Format the lines of the material from the one containing "annotation-line-1: Cuarto xyxy=(459,205,517,225)" through the one containing "combined-text-bold: 30% del" as a Markdown table, with their row number under "No." and the line itself under "Entry". Leave out any blank lines.

Listed records =
========

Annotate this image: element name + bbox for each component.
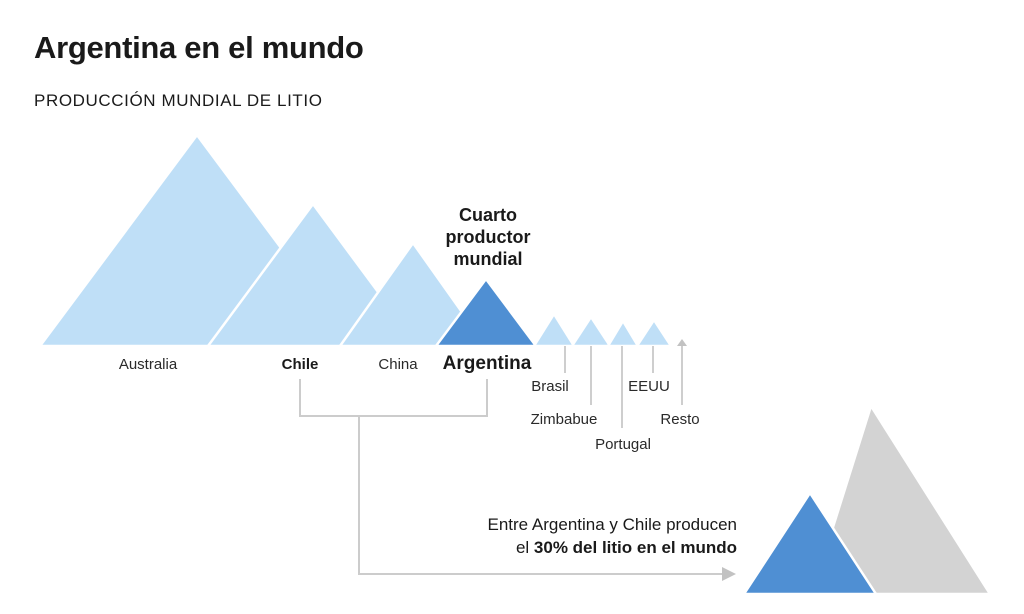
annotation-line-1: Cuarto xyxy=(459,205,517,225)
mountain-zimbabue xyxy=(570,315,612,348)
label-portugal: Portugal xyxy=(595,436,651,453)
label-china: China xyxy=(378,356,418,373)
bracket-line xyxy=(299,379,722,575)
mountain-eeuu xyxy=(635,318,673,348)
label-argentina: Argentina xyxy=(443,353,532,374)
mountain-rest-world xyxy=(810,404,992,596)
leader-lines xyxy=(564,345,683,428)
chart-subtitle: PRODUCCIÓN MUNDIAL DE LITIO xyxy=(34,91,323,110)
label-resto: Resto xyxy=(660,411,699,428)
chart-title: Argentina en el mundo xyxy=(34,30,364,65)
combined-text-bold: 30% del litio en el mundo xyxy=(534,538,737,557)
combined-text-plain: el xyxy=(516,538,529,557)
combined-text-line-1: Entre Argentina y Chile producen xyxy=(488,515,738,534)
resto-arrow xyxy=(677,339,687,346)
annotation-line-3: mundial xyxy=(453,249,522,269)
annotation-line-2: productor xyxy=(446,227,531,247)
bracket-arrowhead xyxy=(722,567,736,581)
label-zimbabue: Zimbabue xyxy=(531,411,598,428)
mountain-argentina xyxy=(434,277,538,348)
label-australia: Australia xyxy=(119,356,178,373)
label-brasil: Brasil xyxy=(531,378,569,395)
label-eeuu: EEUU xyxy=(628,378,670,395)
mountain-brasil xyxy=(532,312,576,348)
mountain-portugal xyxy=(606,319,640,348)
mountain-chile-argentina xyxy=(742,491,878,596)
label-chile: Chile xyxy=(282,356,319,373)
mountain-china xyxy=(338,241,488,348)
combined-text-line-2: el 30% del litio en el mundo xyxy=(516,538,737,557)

========

Solved exercise =
| No. | Entry |
|---|---|
| 1 | annotation-line-1: Cuarto xyxy=(459,205,517,225) |
| 2 | mountain-zimbabue xyxy=(570,315,612,348) |
| 3 | label-portugal: Portugal xyxy=(595,436,651,453) |
| 4 | label-china: China xyxy=(378,356,418,373) |
| 5 | bracket-line xyxy=(299,379,722,575) |
| 6 | mountain-eeuu xyxy=(635,318,673,348) |
| 7 | label-argentina: Argentina xyxy=(443,353,532,374) |
| 8 | mountain-rest-world xyxy=(810,404,992,596) |
| 9 | leader-lines xyxy=(564,345,683,428) |
| 10 | chart-subtitle: PRODUCCIÓN MUNDIAL DE LITIO xyxy=(34,91,323,110) |
| 11 | label-resto: Resto xyxy=(660,411,699,428) |
| 12 | chart-title: Argentina en el mundo xyxy=(34,30,364,65) |
| 13 | combined-text-bold: 30% del litio en el mundo xyxy=(534,538,737,557) |